→ REQUIRED TASK: In the records below, pull out the lines from the one containing "y-tick-label: 3 (57, 196, 72, 224)" through the one containing "data-point-vacuum-residue (397, 444, 413, 461)", both included, and repeat them unchanged.

(Records of layout regions)

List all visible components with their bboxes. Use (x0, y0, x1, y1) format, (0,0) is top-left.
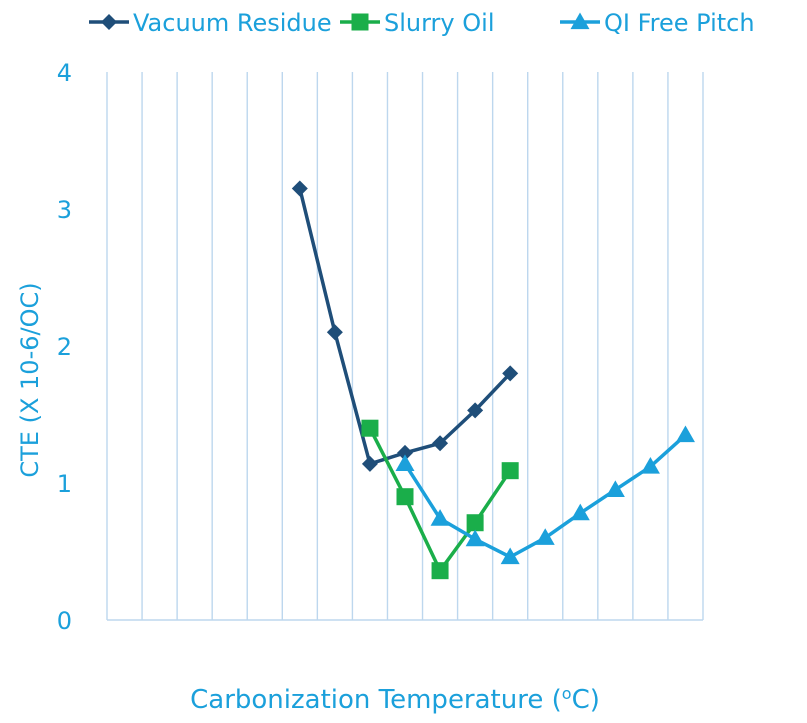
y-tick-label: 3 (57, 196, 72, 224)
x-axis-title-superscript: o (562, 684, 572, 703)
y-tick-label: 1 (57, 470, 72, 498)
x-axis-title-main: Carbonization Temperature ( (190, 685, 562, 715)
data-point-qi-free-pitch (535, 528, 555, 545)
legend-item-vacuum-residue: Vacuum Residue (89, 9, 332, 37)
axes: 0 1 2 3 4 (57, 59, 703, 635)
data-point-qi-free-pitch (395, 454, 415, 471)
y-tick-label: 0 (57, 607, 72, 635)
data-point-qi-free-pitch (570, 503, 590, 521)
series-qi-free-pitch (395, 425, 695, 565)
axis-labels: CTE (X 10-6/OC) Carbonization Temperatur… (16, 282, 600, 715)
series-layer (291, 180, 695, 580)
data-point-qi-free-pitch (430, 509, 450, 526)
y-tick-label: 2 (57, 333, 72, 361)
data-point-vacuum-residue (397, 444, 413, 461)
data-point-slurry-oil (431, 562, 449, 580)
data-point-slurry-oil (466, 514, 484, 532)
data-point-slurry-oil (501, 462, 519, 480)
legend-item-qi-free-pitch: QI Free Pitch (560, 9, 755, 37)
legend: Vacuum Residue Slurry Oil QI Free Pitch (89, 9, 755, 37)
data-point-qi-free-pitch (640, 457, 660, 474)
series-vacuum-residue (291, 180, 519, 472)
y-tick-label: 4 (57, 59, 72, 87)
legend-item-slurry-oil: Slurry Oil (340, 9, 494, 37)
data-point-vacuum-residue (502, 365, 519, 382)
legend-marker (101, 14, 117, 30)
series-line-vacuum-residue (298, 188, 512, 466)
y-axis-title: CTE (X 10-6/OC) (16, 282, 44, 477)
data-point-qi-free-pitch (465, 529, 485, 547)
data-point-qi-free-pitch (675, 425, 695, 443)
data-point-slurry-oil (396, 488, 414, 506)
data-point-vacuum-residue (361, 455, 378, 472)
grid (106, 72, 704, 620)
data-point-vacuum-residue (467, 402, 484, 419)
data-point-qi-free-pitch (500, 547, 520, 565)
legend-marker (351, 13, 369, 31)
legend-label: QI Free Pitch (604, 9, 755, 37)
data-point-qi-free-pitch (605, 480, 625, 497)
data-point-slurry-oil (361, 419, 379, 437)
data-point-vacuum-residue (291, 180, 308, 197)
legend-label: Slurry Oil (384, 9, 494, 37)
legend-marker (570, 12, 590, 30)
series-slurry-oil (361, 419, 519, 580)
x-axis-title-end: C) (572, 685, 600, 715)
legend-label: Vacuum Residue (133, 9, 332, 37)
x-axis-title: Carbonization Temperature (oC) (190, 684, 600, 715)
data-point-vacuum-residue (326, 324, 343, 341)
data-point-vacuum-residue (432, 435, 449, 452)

→ ANSWER TO THE EXERCISE:
y-tick-label: 3 (57, 196, 72, 224)
x-axis-title-superscript: o (562, 684, 572, 703)
y-tick-label: 1 (57, 470, 72, 498)
x-axis-title-main: Carbonization Temperature ( (190, 685, 562, 715)
data-point-qi-free-pitch (535, 528, 555, 545)
legend-item-vacuum-residue: Vacuum Residue (89, 9, 332, 37)
axes: 0 1 2 3 4 (57, 59, 703, 635)
data-point-qi-free-pitch (395, 454, 415, 471)
y-tick-label: 0 (57, 607, 72, 635)
data-point-qi-free-pitch (570, 503, 590, 521)
series-qi-free-pitch (395, 425, 695, 565)
axis-labels: CTE (X 10-6/OC) Carbonization Temperatur… (16, 282, 600, 715)
series-layer (291, 180, 695, 580)
data-point-qi-free-pitch (430, 509, 450, 526)
y-tick-label: 2 (57, 333, 72, 361)
data-point-vacuum-residue (397, 444, 413, 461)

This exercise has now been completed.